▸ PROVIDED DATA
· · · ·

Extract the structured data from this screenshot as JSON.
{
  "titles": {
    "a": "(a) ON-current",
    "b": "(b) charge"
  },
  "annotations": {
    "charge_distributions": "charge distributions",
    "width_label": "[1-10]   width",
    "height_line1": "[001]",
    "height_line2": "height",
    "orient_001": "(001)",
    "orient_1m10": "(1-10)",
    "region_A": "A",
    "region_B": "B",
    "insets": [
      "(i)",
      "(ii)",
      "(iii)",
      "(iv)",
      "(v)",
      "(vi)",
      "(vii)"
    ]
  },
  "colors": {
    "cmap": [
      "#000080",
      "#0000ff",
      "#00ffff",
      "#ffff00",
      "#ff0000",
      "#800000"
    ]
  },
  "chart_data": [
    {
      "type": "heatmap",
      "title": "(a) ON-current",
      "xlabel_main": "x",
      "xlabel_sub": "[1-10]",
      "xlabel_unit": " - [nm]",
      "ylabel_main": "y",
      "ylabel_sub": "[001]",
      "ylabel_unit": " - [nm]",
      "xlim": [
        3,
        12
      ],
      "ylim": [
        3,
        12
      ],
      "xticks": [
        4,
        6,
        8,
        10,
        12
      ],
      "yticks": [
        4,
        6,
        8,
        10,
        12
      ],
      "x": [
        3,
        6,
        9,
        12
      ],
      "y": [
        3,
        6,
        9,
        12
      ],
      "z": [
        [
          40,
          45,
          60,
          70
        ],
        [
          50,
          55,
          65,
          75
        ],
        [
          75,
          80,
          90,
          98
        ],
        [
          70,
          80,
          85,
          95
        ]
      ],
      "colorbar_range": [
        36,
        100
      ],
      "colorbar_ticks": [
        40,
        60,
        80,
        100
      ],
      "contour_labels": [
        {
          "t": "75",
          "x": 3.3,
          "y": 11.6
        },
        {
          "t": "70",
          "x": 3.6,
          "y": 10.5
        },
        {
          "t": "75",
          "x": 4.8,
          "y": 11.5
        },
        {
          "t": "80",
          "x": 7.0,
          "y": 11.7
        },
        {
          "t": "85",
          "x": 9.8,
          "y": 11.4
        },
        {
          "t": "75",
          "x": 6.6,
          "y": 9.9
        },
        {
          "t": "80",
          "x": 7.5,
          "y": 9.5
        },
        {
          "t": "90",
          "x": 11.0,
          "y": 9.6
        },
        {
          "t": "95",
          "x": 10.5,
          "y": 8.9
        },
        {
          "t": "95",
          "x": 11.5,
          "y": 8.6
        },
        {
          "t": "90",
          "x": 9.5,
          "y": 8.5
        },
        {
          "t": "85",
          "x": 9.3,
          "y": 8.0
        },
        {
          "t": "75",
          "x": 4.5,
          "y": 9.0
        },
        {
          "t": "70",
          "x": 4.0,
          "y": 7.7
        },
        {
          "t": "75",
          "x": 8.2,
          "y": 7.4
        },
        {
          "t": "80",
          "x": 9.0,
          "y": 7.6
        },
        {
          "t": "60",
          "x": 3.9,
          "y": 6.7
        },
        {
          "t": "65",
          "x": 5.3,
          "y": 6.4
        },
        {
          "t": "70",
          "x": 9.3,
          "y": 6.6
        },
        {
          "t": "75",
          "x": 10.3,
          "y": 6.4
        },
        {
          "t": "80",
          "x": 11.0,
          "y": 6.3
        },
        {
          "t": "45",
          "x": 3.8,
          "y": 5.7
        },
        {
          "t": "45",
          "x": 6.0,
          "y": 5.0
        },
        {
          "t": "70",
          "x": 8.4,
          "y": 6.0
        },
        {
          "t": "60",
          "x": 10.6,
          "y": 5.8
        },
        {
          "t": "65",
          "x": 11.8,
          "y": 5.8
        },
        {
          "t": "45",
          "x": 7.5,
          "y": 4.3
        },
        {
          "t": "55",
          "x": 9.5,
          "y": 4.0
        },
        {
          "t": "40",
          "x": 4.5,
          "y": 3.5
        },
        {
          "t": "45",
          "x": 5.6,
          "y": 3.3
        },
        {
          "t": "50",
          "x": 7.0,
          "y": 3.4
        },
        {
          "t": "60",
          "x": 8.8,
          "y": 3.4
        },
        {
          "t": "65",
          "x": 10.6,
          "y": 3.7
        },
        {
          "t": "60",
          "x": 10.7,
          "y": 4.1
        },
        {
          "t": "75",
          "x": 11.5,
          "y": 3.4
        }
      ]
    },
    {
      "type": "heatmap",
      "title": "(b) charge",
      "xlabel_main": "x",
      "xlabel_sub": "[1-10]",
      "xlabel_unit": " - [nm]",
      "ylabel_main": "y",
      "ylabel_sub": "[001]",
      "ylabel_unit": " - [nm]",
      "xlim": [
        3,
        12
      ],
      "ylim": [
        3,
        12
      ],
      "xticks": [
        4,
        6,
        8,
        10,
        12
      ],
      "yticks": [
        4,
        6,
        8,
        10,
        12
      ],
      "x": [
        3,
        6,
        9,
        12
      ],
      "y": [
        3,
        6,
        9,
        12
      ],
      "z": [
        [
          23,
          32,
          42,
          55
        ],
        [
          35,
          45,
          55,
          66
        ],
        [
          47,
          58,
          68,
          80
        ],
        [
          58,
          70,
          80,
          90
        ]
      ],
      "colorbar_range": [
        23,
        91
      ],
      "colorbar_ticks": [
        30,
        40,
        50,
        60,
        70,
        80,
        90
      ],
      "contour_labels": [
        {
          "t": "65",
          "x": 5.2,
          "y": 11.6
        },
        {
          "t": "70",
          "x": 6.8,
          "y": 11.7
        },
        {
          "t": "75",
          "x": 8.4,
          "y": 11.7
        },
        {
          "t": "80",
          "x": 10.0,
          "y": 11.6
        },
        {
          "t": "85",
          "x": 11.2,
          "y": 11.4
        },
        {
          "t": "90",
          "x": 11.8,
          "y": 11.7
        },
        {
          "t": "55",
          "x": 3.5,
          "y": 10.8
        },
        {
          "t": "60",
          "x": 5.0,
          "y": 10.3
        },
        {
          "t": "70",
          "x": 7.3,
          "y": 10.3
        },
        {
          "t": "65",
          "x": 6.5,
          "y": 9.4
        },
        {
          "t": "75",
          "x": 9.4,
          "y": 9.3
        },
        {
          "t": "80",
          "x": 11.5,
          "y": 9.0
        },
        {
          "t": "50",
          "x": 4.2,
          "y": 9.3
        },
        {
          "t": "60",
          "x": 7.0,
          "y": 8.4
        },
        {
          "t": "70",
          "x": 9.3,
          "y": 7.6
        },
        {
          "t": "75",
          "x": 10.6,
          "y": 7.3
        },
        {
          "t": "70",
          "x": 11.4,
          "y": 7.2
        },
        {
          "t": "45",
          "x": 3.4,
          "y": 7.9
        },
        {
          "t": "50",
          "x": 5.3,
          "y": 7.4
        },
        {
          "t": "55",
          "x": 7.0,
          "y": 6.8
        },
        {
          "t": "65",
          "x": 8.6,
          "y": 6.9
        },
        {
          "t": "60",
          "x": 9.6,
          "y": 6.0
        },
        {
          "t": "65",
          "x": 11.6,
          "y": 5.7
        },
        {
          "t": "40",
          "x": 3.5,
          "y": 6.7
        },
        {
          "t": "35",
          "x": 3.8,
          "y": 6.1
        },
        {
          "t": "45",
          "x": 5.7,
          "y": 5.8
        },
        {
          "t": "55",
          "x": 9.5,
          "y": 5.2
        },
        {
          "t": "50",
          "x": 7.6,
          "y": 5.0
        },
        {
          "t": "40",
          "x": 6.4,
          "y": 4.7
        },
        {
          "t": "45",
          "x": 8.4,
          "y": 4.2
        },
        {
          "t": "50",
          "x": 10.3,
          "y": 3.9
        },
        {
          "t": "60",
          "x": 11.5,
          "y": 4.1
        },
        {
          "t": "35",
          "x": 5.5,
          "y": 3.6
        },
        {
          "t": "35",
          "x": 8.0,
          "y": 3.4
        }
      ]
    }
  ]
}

· · · ·

Please output every record, keeping each line exact.

▸ EXERCISE OUTPUT
Extract the structured data from this screenshot as JSON.
{
  "titles": {
    "a": "(a) ON-current",
    "b": "(b) charge"
  },
  "annotations": {
    "charge_distributions": "charge distributions",
    "width_label": "[1-10]   width",
    "height_line1": "[001]",
    "height_line2": "height",
    "orient_001": "(001)",
    "orient_1m10": "(1-10)",
    "region_A": "A",
    "region_B": "B",
    "insets": [
      "(i)",
      "(ii)",
      "(iii)",
      "(iv)",
      "(v)",
      "(vi)",
      "(vii)"
    ]
  },
  "colors": {
    "cmap": [
      "#000080",
      "#0000ff",
      "#00ffff",
      "#ffff00",
      "#ff0000",
      "#800000"
    ]
  },
  "chart_data": [
    {
      "type": "heatmap",
      "title": "(a) ON-current",
      "xlabel_main": "x",
      "xlabel_sub": "[1-10]",
      "xlabel_unit": " - [nm]",
      "ylabel_main": "y",
      "ylabel_sub": "[001]",
      "ylabel_unit": " - [nm]",
      "xlim": [
        3,
        12
      ],
      "ylim": [
        3,
        12
      ],
      "xticks": [
        4,
        6,
        8,
        10,
        12
      ],
      "yticks": [
        4,
        6,
        8,
        10,
        12
      ],
      "x": [
        3,
        6,
        9,
        12
      ],
      "y": [
        3,
        6,
        9,
        12
      ],
      "z": [
        [
          40,
          45,
          60,
          70
        ],
        [
          50,
          55,
          65,
          75
        ],
        [
          75,
          80,
          90,
          98
        ],
        [
          70,
          80,
          85,
          95
        ]
      ],
      "colorbar_range": [
        36,
        100
      ],
      "colorbar_ticks": [
        40,
        60,
        80,
        100
      ],
      "contour_labels": [
        {
          "t": "75",
          "x": 3.3,
          "y": 11.6
        },
        {
          "t": "70",
          "x": 3.6,
          "y": 10.5
        },
        {
          "t": "75",
          "x": 4.8,
          "y": 11.5
        },
        {
          "t": "80",
          "x": 7.0,
          "y": 11.7
        },
        {
          "t": "85",
          "x": 9.8,
          "y": 11.4
        },
        {
          "t": "75",
          "x": 6.6,
          "y": 9.9
        },
        {
          "t": "80",
          "x": 7.5,
          "y": 9.5
        },
        {
          "t": "90",
          "x": 11.0,
          "y": 9.6
        },
        {
          "t": "95",
          "x": 10.5,
          "y": 8.9
        },
        {
          "t": "95",
          "x": 11.5,
          "y": 8.6
        },
        {
          "t": "90",
          "x": 9.5,
          "y": 8.5
        },
        {
          "t": "85",
          "x": 9.3,
          "y": 8.0
        },
        {
          "t": "75",
          "x": 4.5,
          "y": 9.0
        },
        {
          "t": "70",
          "x": 4.0,
          "y": 7.7
        },
        {
          "t": "75",
          "x": 8.2,
          "y": 7.4
        },
        {
          "t": "80",
          "x": 9.0,
          "y": 7.6
        },
        {
          "t": "60",
          "x": 3.9,
          "y": 6.7
        },
        {
          "t": "65",
          "x": 5.3,
          "y": 6.4
        },
        {
          "t": "70",
          "x": 9.3,
          "y": 6.6
        },
        {
          "t": "75",
          "x": 10.3,
          "y": 6.4
        },
        {
          "t": "80",
          "x": 11.0,
          "y": 6.3
        },
        {
          "t": "45",
          "x": 3.8,
          "y": 5.7
        },
        {
          "t": "45",
          "x": 6.0,
          "y": 5.0
        },
        {
          "t": "70",
          "x": 8.4,
          "y": 6.0
        },
        {
          "t": "60",
          "x": 10.6,
          "y": 5.8
        },
        {
          "t": "65",
          "x": 11.8,
          "y": 5.8
        },
        {
          "t": "45",
          "x": 7.5,
          "y": 4.3
        },
        {
          "t": "55",
          "x": 9.5,
          "y": 4.0
        },
        {
          "t": "40",
          "x": 4.5,
          "y": 3.5
        },
        {
          "t": "45",
          "x": 5.6,
          "y": 3.3
        },
        {
          "t": "50",
          "x": 7.0,
          "y": 3.4
        },
        {
          "t": "60",
          "x": 8.8,
          "y": 3.4
        },
        {
          "t": "65",
          "x": 10.6,
          "y": 3.7
        },
        {
          "t": "60",
          "x": 10.7,
          "y": 4.1
        },
        {
          "t": "75",
          "x": 11.5,
          "y": 3.4
        }
      ]
    },
    {
      "type": "heatmap",
      "title": "(b) charge",
      "xlabel_main": "x",
      "xlabel_sub": "[1-10]",
      "xlabel_unit": " - [nm]",
      "ylabel_main": "y",
      "ylabel_sub": "[001]",
      "ylabel_unit": " - [nm]",
      "xlim": [
        3,
        12
      ],
      "ylim": [
        3,
        12
      ],
      "xticks": [
        4,
        6,
        8,
        10,
        12
      ],
      "yticks": [
        4,
        6,
        8,
        10,
        12
      ],
      "x": [
        3,
        6,
        9,
        12
      ],
      "y": [
        3,
        6,
        9,
        12
      ],
      "z": [
        [
          23,
          32,
          42,
          55
        ],
        [
          35,
          45,
          55,
          66
        ],
        [
          47,
          58,
          68,
          80
        ],
        [
          58,
          70,
          80,
          90
        ]
      ],
      "colorbar_range": [
        23,
        91
      ],
      "colorbar_ticks": [
        30,
        40,
        50,
        60,
        70,
        80,
        90
      ],
      "contour_labels": [
        {
          "t": "65",
          "x": 5.2,
          "y": 11.6
        },
        {
          "t": "70",
          "x": 6.8,
          "y": 11.7
        },
        {
          "t": "75",
          "x": 8.4,
          "y": 11.7
        },
        {
          "t": "80",
          "x": 10.0,
          "y": 11.6
        },
        {
          "t": "85",
          "x": 11.2,
          "y": 11.4
        },
        {
          "t": "90",
          "x": 11.8,
          "y": 11.7
        },
        {
          "t": "55",
          "x": 3.5,
          "y": 10.8
        },
        {
          "t": "60",
          "x": 5.0,
          "y": 10.3
        },
        {
          "t": "70",
          "x": 7.3,
          "y": 10.3
        },
        {
          "t": "65",
          "x": 6.5,
          "y": 9.4
        },
        {
          "t": "75",
          "x": 9.4,
          "y": 9.3
        },
        {
          "t": "80",
          "x": 11.5,
          "y": 9.0
        },
        {
          "t": "50",
          "x": 4.2,
          "y": 9.3
        },
        {
          "t": "60",
          "x": 7.0,
          "y": 8.4
        },
        {
          "t": "70",
          "x": 9.3,
          "y": 7.6
        },
        {
          "t": "75",
          "x": 10.6,
          "y": 7.3
        },
        {
          "t": "70",
          "x": 11.4,
          "y": 7.2
        },
        {
          "t": "45",
          "x": 3.4,
          "y": 7.9
        },
        {
          "t": "50",
          "x": 5.3,
          "y": 7.4
        },
        {
          "t": "55",
          "x": 7.0,
          "y": 6.8
        },
        {
          "t": "65",
          "x": 8.6,
          "y": 6.9
        },
        {
          "t": "60",
          "x": 9.6,
          "y": 6.0
        },
        {
          "t": "65",
          "x": 11.6,
          "y": 5.7
        },
        {
          "t": "40",
          "x": 3.5,
          "y": 6.7
        },
        {
          "t": "35",
          "x": 3.8,
          "y": 6.1
        },
        {
          "t": "45",
          "x": 5.7,
          "y": 5.8
        },
        {
          "t": "55",
          "x": 9.5,
          "y": 5.2
        },
        {
          "t": "50",
          "x": 7.6,
          "y": 5.0
        },
        {
          "t": "40",
          "x": 6.4,
          "y": 4.7
        },
        {
          "t": "45",
          "x": 8.4,
          "y": 4.2
        },
        {
          "t": "50",
          "x": 10.3,
          "y": 3.9
        },
        {
          "t": "60",
          "x": 11.5,
          "y": 4.1
        },
        {
          "t": "35",
          "x": 5.5,
          "y": 3.6
        },
        {
          "t": "35",
          "x": 8.0,
          "y": 3.4
        }
      ]
    }
  ]
}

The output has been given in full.